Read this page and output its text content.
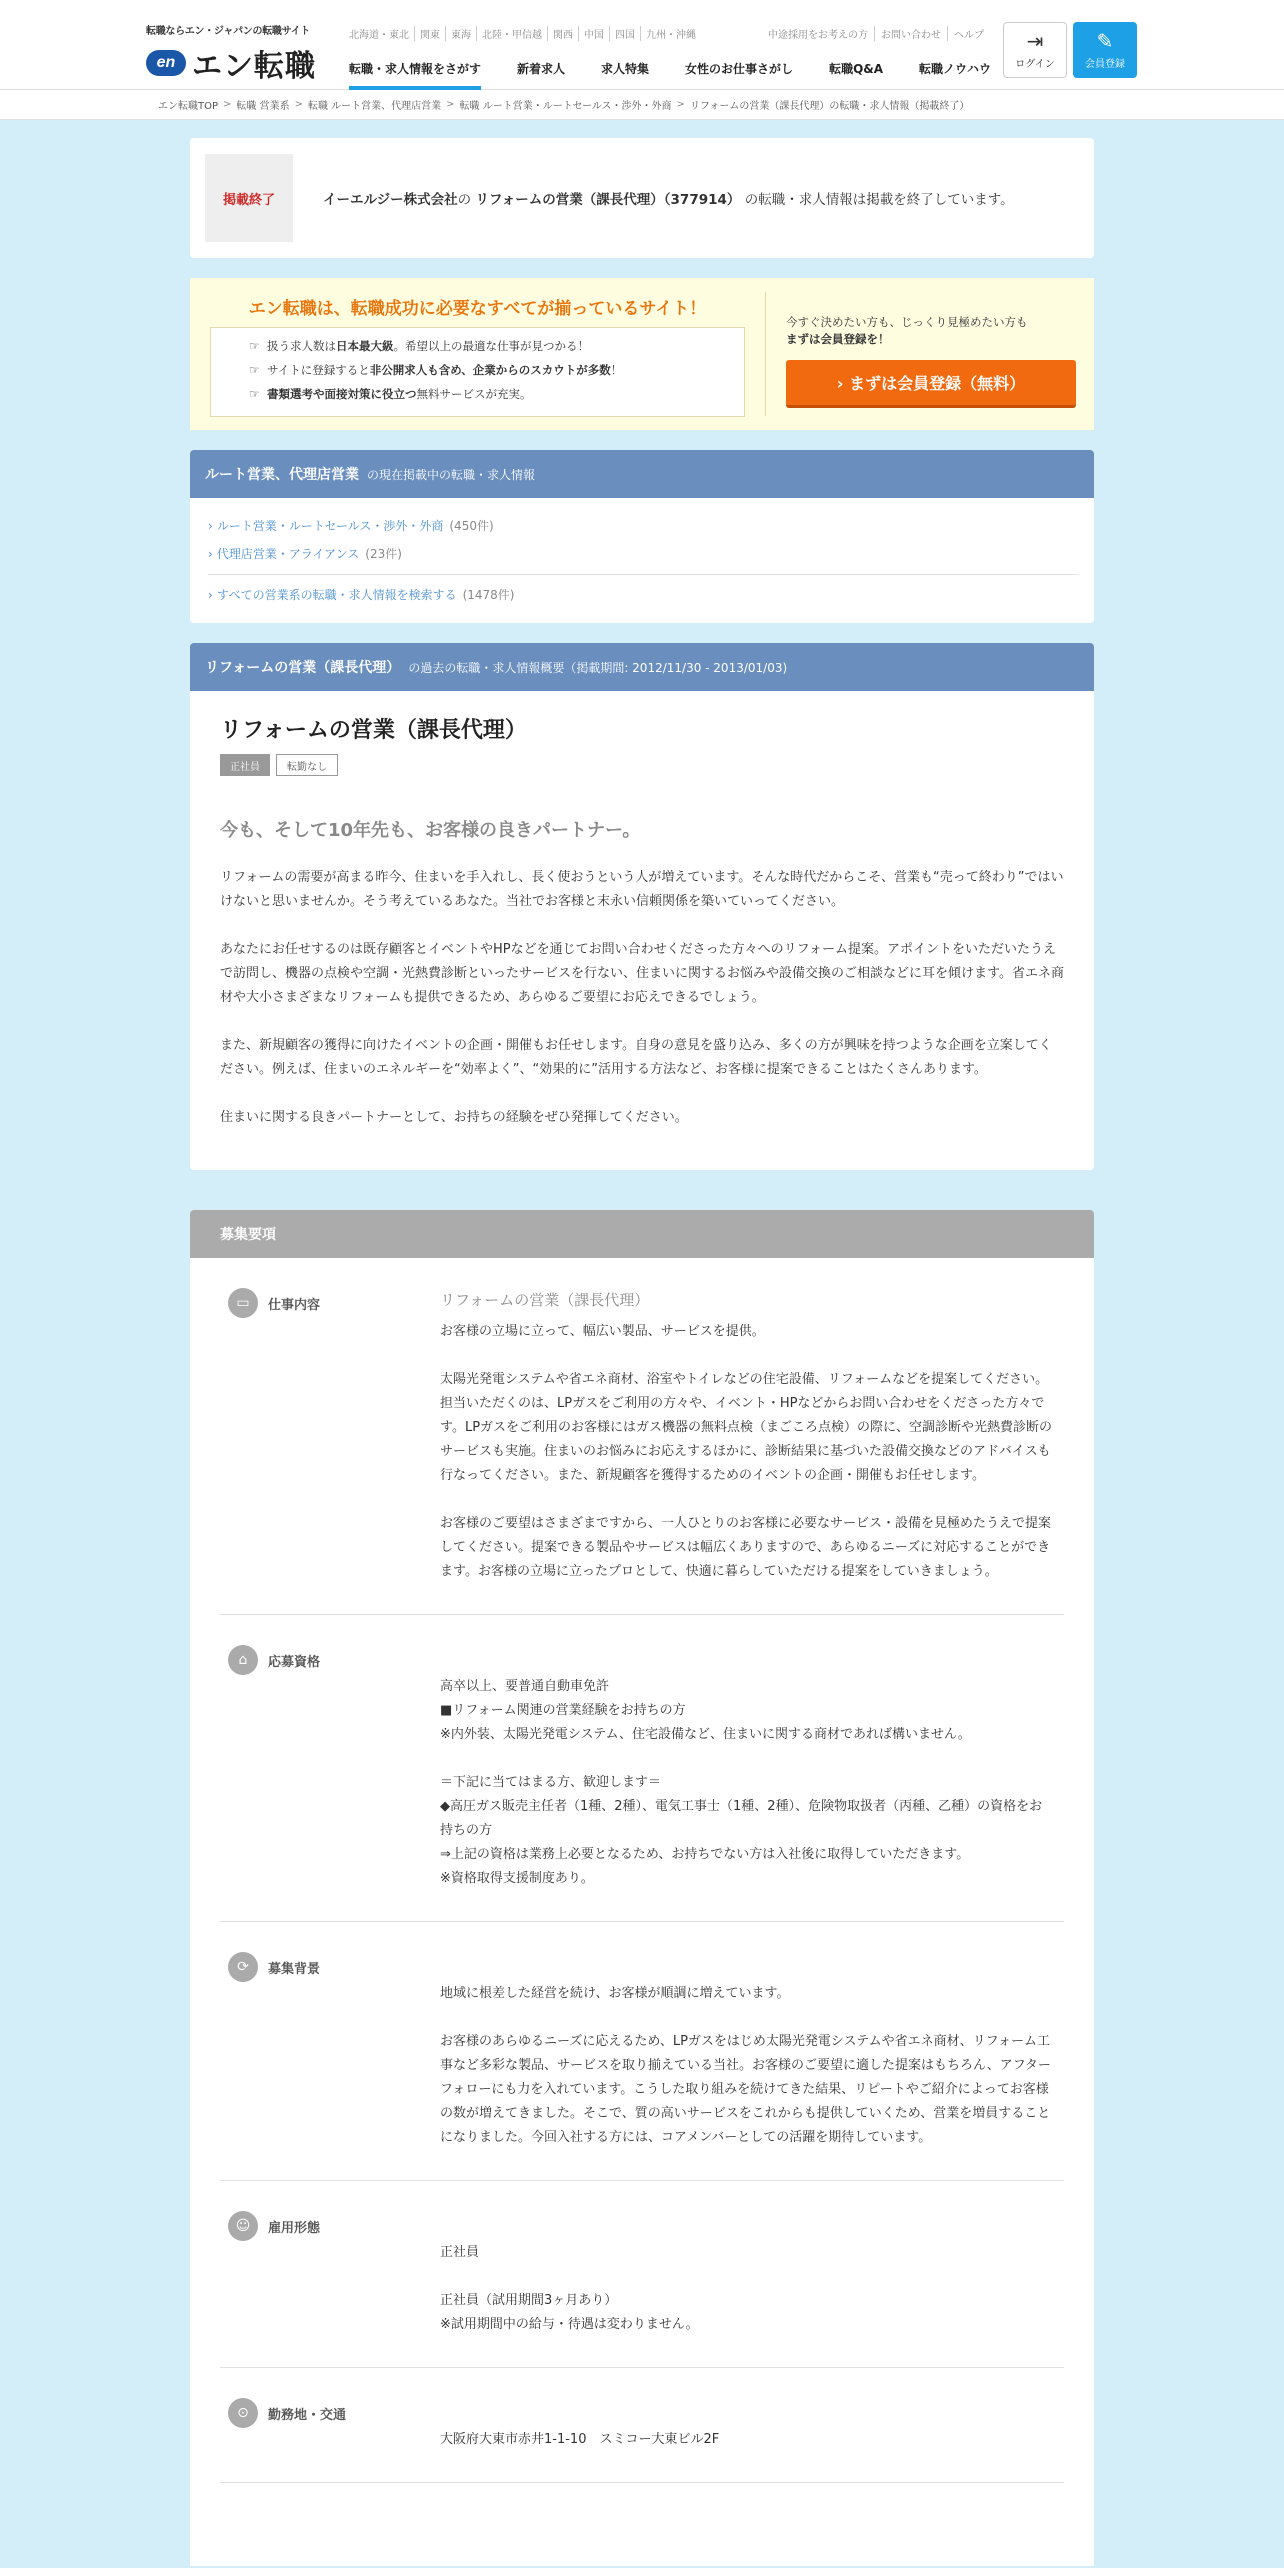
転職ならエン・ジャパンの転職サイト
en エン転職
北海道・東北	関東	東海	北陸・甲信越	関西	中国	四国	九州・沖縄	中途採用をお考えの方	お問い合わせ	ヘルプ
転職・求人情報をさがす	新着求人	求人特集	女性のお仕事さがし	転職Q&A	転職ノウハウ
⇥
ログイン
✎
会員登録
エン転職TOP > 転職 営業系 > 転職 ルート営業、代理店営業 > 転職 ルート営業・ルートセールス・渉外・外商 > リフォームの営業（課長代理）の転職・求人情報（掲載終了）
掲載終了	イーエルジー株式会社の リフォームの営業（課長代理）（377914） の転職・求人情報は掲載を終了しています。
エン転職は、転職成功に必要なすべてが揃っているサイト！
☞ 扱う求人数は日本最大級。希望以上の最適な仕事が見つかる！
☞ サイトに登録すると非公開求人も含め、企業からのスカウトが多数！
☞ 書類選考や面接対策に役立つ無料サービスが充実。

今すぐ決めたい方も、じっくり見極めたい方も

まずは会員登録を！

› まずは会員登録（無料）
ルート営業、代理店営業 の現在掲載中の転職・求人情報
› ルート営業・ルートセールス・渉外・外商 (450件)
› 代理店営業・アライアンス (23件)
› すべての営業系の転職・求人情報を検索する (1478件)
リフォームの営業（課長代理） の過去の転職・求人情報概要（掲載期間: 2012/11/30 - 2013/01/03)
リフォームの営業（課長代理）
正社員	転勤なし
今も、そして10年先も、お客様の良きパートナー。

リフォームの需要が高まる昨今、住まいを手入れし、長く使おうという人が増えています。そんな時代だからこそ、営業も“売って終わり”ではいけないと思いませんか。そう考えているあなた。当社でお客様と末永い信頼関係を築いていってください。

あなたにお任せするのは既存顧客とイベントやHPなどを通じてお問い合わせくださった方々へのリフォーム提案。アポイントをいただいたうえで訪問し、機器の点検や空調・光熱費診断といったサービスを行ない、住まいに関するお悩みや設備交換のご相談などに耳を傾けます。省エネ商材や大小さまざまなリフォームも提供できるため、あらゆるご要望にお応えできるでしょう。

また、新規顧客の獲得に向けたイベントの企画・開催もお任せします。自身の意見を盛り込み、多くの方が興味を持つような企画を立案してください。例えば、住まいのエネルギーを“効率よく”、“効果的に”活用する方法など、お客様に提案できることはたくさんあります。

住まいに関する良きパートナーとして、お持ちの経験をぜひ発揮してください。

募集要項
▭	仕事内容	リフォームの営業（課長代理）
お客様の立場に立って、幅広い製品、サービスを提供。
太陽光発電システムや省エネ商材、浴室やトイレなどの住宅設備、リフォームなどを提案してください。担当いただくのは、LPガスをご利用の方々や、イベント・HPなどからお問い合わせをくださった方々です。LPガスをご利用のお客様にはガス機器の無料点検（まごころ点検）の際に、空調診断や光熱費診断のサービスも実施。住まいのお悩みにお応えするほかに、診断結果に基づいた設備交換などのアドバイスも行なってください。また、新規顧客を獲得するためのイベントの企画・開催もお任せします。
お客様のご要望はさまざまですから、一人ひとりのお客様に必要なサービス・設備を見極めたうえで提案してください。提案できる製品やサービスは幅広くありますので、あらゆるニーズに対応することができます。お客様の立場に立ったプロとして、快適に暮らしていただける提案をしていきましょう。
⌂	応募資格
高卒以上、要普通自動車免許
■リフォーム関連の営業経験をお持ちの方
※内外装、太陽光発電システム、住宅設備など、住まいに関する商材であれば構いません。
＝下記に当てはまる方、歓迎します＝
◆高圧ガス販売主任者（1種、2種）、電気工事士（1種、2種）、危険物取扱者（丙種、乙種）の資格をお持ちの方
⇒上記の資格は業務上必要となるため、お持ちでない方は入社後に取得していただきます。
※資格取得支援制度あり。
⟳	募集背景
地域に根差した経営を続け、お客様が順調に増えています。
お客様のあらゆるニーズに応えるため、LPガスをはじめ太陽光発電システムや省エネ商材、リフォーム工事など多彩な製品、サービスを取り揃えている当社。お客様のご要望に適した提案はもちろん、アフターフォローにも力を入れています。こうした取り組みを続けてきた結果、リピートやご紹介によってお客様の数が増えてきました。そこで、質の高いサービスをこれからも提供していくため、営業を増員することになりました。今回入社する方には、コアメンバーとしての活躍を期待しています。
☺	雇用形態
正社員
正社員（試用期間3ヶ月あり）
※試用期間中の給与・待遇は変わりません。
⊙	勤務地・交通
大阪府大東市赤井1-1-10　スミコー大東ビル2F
+ + +
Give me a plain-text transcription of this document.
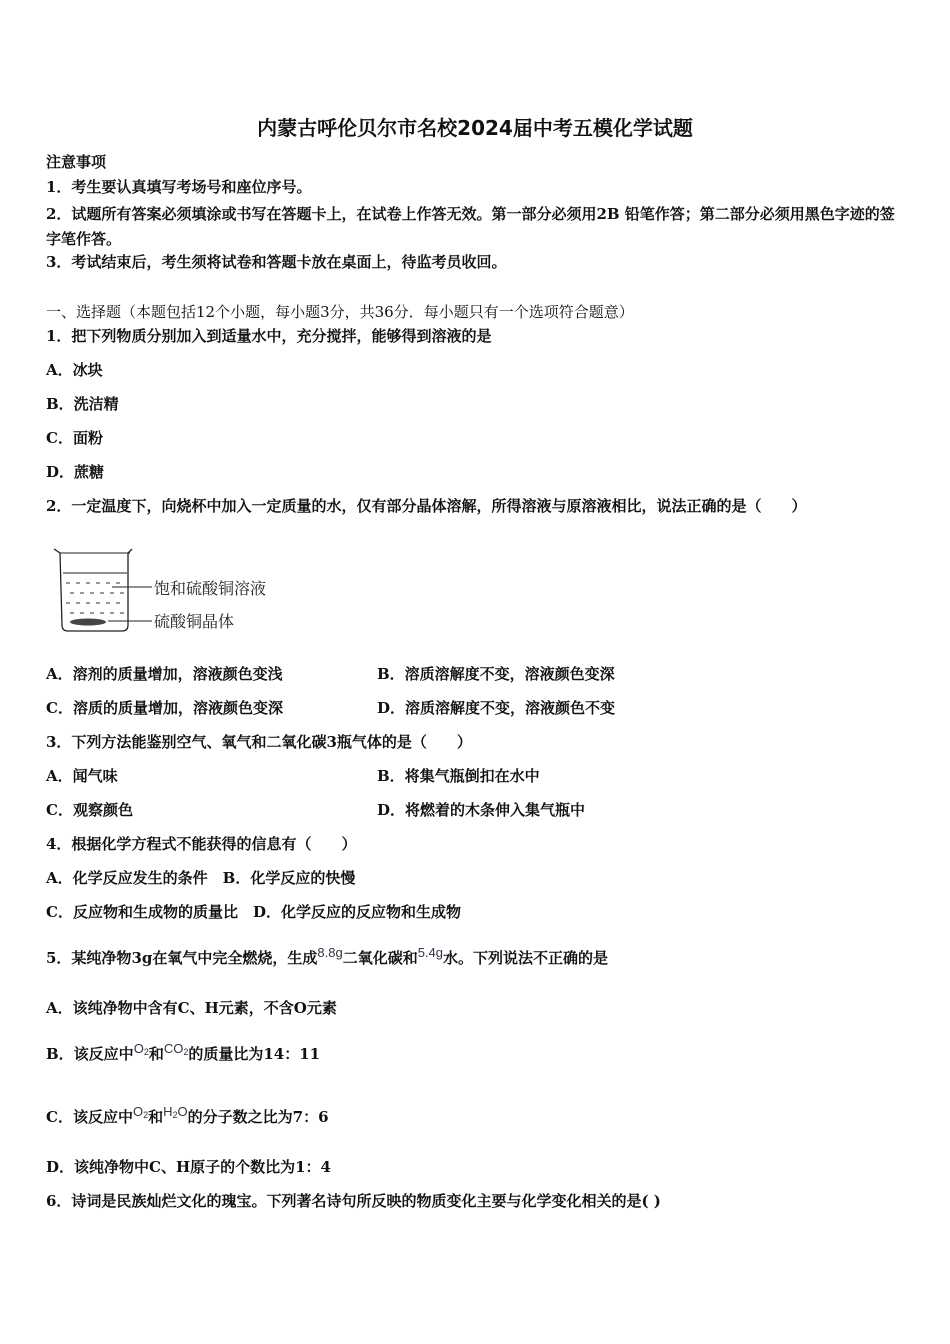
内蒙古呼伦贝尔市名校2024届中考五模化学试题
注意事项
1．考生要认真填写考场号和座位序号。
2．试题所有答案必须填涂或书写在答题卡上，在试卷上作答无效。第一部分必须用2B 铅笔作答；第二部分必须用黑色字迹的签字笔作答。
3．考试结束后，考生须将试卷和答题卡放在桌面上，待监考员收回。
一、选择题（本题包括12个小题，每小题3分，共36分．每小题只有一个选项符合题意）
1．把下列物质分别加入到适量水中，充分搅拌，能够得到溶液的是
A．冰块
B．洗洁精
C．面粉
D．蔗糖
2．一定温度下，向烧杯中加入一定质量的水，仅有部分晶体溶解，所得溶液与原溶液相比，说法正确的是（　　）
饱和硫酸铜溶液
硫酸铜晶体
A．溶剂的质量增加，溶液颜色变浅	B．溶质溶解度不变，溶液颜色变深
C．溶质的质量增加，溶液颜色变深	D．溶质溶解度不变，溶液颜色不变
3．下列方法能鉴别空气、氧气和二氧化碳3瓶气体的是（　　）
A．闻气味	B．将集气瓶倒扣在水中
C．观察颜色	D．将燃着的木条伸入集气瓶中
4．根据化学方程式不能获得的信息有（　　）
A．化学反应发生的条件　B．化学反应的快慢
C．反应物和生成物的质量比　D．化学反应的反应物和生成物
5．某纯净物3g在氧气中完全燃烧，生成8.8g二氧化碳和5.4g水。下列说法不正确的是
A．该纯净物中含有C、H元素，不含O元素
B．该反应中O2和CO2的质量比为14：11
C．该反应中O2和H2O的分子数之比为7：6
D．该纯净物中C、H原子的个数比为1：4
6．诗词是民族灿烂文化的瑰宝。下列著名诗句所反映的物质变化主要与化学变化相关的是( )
+ + +
[INSTRUCTIONS TO FOLLOW]:
Give only the number of lines above that hold the string "溶质溶解度不变".

[RESPONSE]:
2